Data records ▸
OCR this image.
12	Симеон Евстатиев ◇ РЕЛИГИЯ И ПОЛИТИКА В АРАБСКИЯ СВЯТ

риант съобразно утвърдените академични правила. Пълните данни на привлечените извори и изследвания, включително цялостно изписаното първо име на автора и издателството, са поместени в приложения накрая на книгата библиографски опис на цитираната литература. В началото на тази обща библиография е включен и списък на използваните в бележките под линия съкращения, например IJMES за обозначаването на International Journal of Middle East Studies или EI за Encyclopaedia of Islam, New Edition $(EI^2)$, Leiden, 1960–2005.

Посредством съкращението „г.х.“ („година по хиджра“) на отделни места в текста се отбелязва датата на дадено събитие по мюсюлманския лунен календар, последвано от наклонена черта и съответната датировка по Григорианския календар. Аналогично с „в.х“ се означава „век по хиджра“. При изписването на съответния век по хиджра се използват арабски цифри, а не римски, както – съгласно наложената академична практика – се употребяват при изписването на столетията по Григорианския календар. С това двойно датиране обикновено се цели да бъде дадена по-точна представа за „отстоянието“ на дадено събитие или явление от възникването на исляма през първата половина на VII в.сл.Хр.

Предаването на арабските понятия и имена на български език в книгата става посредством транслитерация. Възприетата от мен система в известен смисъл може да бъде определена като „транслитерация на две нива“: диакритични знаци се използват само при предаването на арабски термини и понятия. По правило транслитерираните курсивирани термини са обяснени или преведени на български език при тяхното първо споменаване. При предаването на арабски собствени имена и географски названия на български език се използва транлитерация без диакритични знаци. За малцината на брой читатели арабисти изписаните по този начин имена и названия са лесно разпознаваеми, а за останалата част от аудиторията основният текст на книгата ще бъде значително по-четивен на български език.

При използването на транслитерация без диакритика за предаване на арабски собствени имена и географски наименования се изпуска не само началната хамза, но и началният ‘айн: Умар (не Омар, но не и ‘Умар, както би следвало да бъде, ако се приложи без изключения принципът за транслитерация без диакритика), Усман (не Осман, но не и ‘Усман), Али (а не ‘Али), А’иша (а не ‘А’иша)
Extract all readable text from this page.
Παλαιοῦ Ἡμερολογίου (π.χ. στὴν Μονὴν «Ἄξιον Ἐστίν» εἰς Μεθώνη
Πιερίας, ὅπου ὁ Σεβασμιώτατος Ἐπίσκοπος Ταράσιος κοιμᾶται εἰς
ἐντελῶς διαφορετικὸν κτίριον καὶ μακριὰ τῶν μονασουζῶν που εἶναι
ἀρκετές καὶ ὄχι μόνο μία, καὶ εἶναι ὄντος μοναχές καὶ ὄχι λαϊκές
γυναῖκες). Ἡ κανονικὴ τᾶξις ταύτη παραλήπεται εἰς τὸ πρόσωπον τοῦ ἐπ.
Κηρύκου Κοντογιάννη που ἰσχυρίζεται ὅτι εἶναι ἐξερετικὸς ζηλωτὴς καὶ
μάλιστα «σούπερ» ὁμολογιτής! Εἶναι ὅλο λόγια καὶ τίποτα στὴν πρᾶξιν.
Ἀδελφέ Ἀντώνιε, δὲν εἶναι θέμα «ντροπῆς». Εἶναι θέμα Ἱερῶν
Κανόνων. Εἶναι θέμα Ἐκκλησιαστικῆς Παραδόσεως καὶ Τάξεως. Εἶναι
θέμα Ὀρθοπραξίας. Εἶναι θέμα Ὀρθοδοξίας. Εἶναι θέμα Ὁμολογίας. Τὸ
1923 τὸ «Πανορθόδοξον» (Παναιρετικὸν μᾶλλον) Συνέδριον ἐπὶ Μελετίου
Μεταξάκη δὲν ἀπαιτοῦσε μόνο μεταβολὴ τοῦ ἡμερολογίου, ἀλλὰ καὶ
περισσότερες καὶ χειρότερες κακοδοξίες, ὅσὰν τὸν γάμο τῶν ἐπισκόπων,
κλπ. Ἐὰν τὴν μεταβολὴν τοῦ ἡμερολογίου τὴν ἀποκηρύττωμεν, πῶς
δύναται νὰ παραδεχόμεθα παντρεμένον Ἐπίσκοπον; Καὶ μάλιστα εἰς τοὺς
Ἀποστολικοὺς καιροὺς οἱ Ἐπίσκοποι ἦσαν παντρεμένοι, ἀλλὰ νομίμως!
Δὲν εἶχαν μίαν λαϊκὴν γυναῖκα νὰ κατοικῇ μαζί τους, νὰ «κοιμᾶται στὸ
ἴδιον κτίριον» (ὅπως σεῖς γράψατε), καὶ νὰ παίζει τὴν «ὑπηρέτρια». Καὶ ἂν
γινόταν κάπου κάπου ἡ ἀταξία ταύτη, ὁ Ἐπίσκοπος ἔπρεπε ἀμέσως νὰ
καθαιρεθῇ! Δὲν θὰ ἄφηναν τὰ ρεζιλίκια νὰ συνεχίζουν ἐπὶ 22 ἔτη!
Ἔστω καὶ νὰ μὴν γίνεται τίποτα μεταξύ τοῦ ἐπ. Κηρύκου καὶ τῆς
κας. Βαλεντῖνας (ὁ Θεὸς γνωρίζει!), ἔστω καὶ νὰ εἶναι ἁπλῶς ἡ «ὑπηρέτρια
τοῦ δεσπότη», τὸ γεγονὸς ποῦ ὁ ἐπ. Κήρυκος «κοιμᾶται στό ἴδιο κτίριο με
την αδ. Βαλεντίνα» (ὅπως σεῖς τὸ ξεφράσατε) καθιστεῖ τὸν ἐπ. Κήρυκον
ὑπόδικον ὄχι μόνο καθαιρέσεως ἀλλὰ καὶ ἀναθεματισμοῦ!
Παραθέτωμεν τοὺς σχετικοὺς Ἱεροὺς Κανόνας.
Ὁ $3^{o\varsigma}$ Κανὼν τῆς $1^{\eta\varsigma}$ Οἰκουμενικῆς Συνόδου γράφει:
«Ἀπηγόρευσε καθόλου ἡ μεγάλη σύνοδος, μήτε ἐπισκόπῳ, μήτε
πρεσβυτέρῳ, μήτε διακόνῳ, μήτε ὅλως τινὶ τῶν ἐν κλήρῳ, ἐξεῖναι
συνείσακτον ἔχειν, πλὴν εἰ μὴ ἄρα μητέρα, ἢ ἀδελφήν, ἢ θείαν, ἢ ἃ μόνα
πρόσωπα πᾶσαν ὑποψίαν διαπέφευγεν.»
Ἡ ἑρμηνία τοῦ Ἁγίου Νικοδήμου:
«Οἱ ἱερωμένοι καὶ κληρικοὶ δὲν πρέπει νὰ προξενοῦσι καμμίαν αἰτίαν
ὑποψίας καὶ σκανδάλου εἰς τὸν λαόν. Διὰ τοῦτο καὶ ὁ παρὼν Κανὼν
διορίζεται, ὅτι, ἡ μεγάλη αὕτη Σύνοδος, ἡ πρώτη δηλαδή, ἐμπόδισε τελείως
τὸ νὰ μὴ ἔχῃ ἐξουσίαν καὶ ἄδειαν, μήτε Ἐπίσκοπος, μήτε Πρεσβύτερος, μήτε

Exercise details ▸ Emit the records above again, exactly, with no line skipped.

Exercise response ▸
OCR this image.
12	Симеон Евстатиев ◇ РЕЛИГИЯ И ПОЛИТИКА В АРАБСКИЯ СВЯТ

риант съобразно утвърдените академични правила. Пълните данни на привлечените извори и изследвания, включително цялостно изписаното първо име на автора и издателството, са поместени в приложения накрая на книгата библиографски опис на цитираната литература. В началото на тази обща библиография е включен и списък на използваните в бележките под линия съкращения, например IJMES за обозначаването на International Journal of Middle East Studies или EI за Encyclopaedia of Islam, New Edition $(EI^2)$, Leiden, 1960–2005.

Посредством съкращението „г.х.“ („година по хиджра“) на отделни места в текста се отбелязва датата на дадено събитие по мюсюлманския лунен календар, последвано от наклонена черта и съответната датировка по Григорианския календар. Аналогично с „в.х“ се означава „век по хиджра“. При изписването на съответния век по хиджра се използват арабски цифри, а не римски, както – съгласно наложената академична практика – се употребяват при изписването на столетията по Григорианския календар. С това двойно датиране обикновено се цели да бъде дадена по-точна представа за „отстоянието“ на дадено събитие или явление от възникването на исляма през първата половина на VII в.сл.Хр.

Предаването на арабските понятия и имена на български език в книгата става посредством транслитерация. Възприетата от мен система в известен смисъл може да бъде определена като „транслитерация на две нива“: диакритични знаци се използват само при предаването на арабски термини и понятия. По правило транслитерираните курсивирани термини са обяснени или преведени на български език при тяхното първо споменаване. При предаването на арабски собствени имена и географски названия на български език се използва транлитерация без диакритични знаци. За малцината на брой читатели арабисти изписаните по този начин имена и названия са лесно разпознаваеми, а за останалата част от аудиторията основният текст на книгата ще бъде значително по-четивен на български език.

При използването на транслитерация без диакритика за предаване на арабски собствени имена и географски наименования се изпуска не само началната хамза, но и началният ‘айн: Умар (не Омар, но не и ‘Умар, както би следвало да бъде, ако се приложи без изключения принципът за транслитерация без диакритика), Усман (не Осман, но не и ‘Усман), Али (а не ‘Али), А’иша (а не ‘А’иша)
Extract all readable text from this page.
Παλαιοῦ Ἡμερολογίου (π.χ. στὴν Μονὴν «Ἄξιον Ἐστίν» εἰς Μεθώνη
Πιερίας, ὅπου ὁ Σεβασμιώτατος Ἐπίσκοπος Ταράσιος κοιμᾶται εἰς
ἐντελῶς διαφορετικὸν κτίριον καὶ μακριὰ τῶν μονασουζῶν που εἶναι
ἀρκετές καὶ ὄχι μόνο μία, καὶ εἶναι ὄντος μοναχές καὶ ὄχι λαϊκές
γυναῖκες). Ἡ κανονικὴ τᾶξις ταύτη παραλήπεται εἰς τὸ πρόσωπον τοῦ ἐπ.
Κηρύκου Κοντογιάννη που ἰσχυρίζεται ὅτι εἶναι ἐξερετικὸς ζηλωτὴς καὶ
μάλιστα «σούπερ» ὁμολογιτής! Εἶναι ὅλο λόγια καὶ τίποτα στὴν πρᾶξιν.
Ἀδελφέ Ἀντώνιε, δὲν εἶναι θέμα «ντροπῆς». Εἶναι θέμα Ἱερῶν
Κανόνων. Εἶναι θέμα Ἐκκλησιαστικῆς Παραδόσεως καὶ Τάξεως. Εἶναι
θέμα Ὀρθοπραξίας. Εἶναι θέμα Ὀρθοδοξίας. Εἶναι θέμα Ὁμολογίας. Τὸ
1923 τὸ «Πανορθόδοξον» (Παναιρετικὸν μᾶλλον) Συνέδριον ἐπὶ Μελετίου
Μεταξάκη δὲν ἀπαιτοῦσε μόνο μεταβολὴ τοῦ ἡμερολογίου, ἀλλὰ καὶ
περισσότερες καὶ χειρότερες κακοδοξίες, ὅσὰν τὸν γάμο τῶν ἐπισκόπων,
κλπ. Ἐὰν τὴν μεταβολὴν τοῦ ἡμερολογίου τὴν ἀποκηρύττωμεν, πῶς
δύναται νὰ παραδεχόμεθα παντρεμένον Ἐπίσκοπον; Καὶ μάλιστα εἰς τοὺς
Ἀποστολικοὺς καιροὺς οἱ Ἐπίσκοποι ἦσαν παντρεμένοι, ἀλλὰ νομίμως!
Δὲν εἶχαν μίαν λαϊκὴν γυναῖκα νὰ κατοικῇ μαζί τους, νὰ «κοιμᾶται στὸ
ἴδιον κτίριον» (ὅπως σεῖς γράψατε), καὶ νὰ παίζει τὴν «ὑπηρέτρια». Καὶ ἂν
γινόταν κάπου κάπου ἡ ἀταξία ταύτη, ὁ Ἐπίσκοπος ἔπρεπε ἀμέσως νὰ
καθαιρεθῇ! Δὲν θὰ ἄφηναν τὰ ρεζιλίκια νὰ συνεχίζουν ἐπὶ 22 ἔτη!
Ἔστω καὶ νὰ μὴν γίνεται τίποτα μεταξύ τοῦ ἐπ. Κηρύκου καὶ τῆς
κας. Βαλεντῖνας (ὁ Θεὸς γνωρίζει!), ἔστω καὶ νὰ εἶναι ἁπλῶς ἡ «ὑπηρέτρια
τοῦ δεσπότη», τὸ γεγονὸς ποῦ ὁ ἐπ. Κήρυκος «κοιμᾶται στό ἴδιο κτίριο με
την αδ. Βαλεντίνα» (ὅπως σεῖς τὸ ξεφράσατε) καθιστεῖ τὸν ἐπ. Κήρυκον
ὑπόδικον ὄχι μόνο καθαιρέσεως ἀλλὰ καὶ ἀναθεματισμοῦ!
Παραθέτωμεν τοὺς σχετικοὺς Ἱεροὺς Κανόνας.
Ὁ $3^{o\varsigma}$ Κανὼν τῆς $1^{\eta\varsigma}$ Οἰκουμενικῆς Συνόδου γράφει:
«Ἀπηγόρευσε καθόλου ἡ μεγάλη σύνοδος, μήτε ἐπισκόπῳ, μήτε
πρεσβυτέρῳ, μήτε διακόνῳ, μήτε ὅλως τινὶ τῶν ἐν κλήρῳ, ἐξεῖναι
συνείσακτον ἔχειν, πλὴν εἰ μὴ ἄρα μητέρα, ἢ ἀδελφήν, ἢ θείαν, ἢ ἃ μόνα
πρόσωπα πᾶσαν ὑποψίαν διαπέφευγεν.»
Ἡ ἑρμηνία τοῦ Ἁγίου Νικοδήμου:
«Οἱ ἱερωμένοι καὶ κληρικοὶ δὲν πρέπει νὰ προξενοῦσι καμμίαν αἰτίαν
ὑποψίας καὶ σκανδάλου εἰς τὸν λαόν. Διὰ τοῦτο καὶ ὁ παρὼν Κανὼν
διορίζεται, ὅτι, ἡ μεγάλη αὕτη Σύνοδος, ἡ πρώτη δηλαδή, ἐμπόδισε τελείως
τὸ νὰ μὴ ἔχῃ ἐξουσίαν καὶ ἄδειαν, μήτε Ἐπίσκοπος, μήτε Πρεσβύτερος, μήτε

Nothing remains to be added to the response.